PROVIDED PASSAGE
# Private pond fatty!



## PorknBeans (Nov 21, 2007)

caught on a 4" watermellon yum dinger w/ ultralight setup, looked to be around 8lbs or so...super slow jerk and pause retrieveover the bottom










:bowdown:letsdrink:letsdrink


----------



## Garbo (Oct 2, 2007)

Fatty is right. 

Nice Bass. Congrats.


----------



## Mike aka FishWerks (Oct 22, 2007)

Holy cow. Nice fish!


----------



## surfstryker (Sep 28, 2007)

Nice bucket mouth. I down sized my presentation today, (4" lizard, spinning rod, 10 lb test) I caught a few, none pic worthy. The lake I'm fishing is real grassy too. I bet that was a good fight on light tackle.


----------



## patriot10 (Dec 1, 2007)

*Deer season over :reallycrying Bass fishing starting up :hoppingmad Nice fish*


----------



## FishingMedic (Sep 27, 2007)

THAT sir is truly impressive. great job:bowdown


----------



## Murphy's Law (Sep 27, 2007)

Dang nice bass !! Congrats :clap


----------



## First_Shot! (Feb 3, 2009)

veryyyy nice

i caught a 10 and a half pounder on the beds last year! almost time for em to do it here!


----------



## overall123 (Nov 7, 2008)

Wow, what a nice bass. Congrats


----------



## Wugitus (Oct 16, 2008)

nice bass!!!! :toast


----------



## Fuhrer48 (Oct 2, 2007)

freakin slob


----------



## BassMasterSon! (Feb 18, 2009)

dude nice catch! i was bout to put a pic of my fish up but damn..ima look stupid haha!


----------



## GONU (Oct 3, 2007)

That's a nice looking bass.


----------

INFORMATION GIVEN

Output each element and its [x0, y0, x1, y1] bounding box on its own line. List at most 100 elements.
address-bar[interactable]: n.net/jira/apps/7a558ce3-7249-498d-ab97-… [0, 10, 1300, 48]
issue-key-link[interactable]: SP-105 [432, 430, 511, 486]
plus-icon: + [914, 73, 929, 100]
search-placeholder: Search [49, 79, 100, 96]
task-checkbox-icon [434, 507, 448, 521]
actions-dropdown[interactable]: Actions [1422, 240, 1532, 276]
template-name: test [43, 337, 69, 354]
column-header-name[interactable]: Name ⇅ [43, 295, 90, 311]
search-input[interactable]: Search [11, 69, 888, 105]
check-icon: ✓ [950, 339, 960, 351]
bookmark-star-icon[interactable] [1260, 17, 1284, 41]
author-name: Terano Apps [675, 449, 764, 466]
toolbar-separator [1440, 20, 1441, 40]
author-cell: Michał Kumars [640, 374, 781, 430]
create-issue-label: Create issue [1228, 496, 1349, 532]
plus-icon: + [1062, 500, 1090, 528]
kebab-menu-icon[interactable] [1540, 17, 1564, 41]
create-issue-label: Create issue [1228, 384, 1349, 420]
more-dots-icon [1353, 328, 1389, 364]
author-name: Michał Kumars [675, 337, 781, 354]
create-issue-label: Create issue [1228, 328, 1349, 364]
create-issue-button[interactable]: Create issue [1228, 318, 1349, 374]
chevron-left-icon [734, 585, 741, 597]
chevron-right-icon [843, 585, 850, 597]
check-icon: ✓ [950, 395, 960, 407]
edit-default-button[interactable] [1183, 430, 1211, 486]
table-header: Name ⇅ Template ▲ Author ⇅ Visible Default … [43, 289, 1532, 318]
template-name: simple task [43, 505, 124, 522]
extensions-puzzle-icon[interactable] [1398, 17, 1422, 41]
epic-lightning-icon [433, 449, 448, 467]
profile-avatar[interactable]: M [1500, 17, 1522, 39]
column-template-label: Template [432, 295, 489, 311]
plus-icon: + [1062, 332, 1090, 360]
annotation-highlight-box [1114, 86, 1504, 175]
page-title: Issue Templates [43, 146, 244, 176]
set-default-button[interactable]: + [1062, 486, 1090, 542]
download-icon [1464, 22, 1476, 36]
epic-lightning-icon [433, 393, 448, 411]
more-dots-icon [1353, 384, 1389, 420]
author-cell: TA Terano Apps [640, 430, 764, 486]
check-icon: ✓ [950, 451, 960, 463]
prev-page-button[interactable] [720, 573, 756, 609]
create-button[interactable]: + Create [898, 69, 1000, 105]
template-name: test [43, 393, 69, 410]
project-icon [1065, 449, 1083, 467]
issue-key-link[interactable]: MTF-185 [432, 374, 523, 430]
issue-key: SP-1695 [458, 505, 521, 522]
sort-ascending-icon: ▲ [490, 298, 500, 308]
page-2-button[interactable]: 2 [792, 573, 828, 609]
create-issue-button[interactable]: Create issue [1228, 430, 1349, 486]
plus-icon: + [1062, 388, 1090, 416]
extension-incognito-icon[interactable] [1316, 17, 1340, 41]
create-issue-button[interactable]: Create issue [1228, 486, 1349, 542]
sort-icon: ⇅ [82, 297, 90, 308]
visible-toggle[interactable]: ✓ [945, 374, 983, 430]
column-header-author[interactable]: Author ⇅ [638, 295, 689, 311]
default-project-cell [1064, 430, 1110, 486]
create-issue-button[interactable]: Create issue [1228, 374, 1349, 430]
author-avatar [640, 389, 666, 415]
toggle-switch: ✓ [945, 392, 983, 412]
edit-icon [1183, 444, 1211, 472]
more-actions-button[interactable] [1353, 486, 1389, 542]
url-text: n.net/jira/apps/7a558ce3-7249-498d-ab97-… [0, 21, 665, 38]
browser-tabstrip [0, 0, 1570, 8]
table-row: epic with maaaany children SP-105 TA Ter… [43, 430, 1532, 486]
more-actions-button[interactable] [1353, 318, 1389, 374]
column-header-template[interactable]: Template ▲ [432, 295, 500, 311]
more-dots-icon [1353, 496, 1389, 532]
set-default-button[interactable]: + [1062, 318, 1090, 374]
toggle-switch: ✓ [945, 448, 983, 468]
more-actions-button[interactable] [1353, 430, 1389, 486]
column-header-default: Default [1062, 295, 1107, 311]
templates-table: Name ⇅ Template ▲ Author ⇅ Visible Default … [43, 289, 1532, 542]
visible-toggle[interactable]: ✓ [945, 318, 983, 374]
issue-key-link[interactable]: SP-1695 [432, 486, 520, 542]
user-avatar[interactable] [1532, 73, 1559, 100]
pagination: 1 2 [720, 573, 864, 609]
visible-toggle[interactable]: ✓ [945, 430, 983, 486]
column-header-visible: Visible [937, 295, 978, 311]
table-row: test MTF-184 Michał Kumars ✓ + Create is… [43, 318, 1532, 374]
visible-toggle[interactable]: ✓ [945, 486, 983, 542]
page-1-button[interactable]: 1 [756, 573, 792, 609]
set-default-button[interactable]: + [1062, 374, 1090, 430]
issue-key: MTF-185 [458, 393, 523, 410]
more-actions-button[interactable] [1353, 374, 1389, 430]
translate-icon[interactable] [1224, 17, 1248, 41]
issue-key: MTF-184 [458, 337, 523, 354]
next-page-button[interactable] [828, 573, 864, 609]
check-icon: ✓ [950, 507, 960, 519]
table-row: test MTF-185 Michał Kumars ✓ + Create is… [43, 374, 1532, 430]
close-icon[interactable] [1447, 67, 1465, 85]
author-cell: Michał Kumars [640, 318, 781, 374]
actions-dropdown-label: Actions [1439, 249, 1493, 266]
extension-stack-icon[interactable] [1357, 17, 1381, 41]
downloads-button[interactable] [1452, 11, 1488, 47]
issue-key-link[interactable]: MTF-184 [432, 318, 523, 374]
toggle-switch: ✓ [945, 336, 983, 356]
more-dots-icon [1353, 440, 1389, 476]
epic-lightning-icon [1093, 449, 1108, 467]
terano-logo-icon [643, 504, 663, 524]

STATED TASK
From the bass-fishing thread, return the stretch from "## surfstryker (Sep" through "(Dec 1, 2007)", copied word for word. You won't need the records for this.

COMPLETE RESPONSE
## surfstryker (Sep 28, 2007)

Nice bucket mouth. I down sized my presentation today, (4" lizard, spinning rod, 10 lb test) I caught a few, none pic worthy. The lake I'm fishing is real grassy too. I bet that was a good fight on light tackle.


----------



## patriot10 (Dec 1, 2007)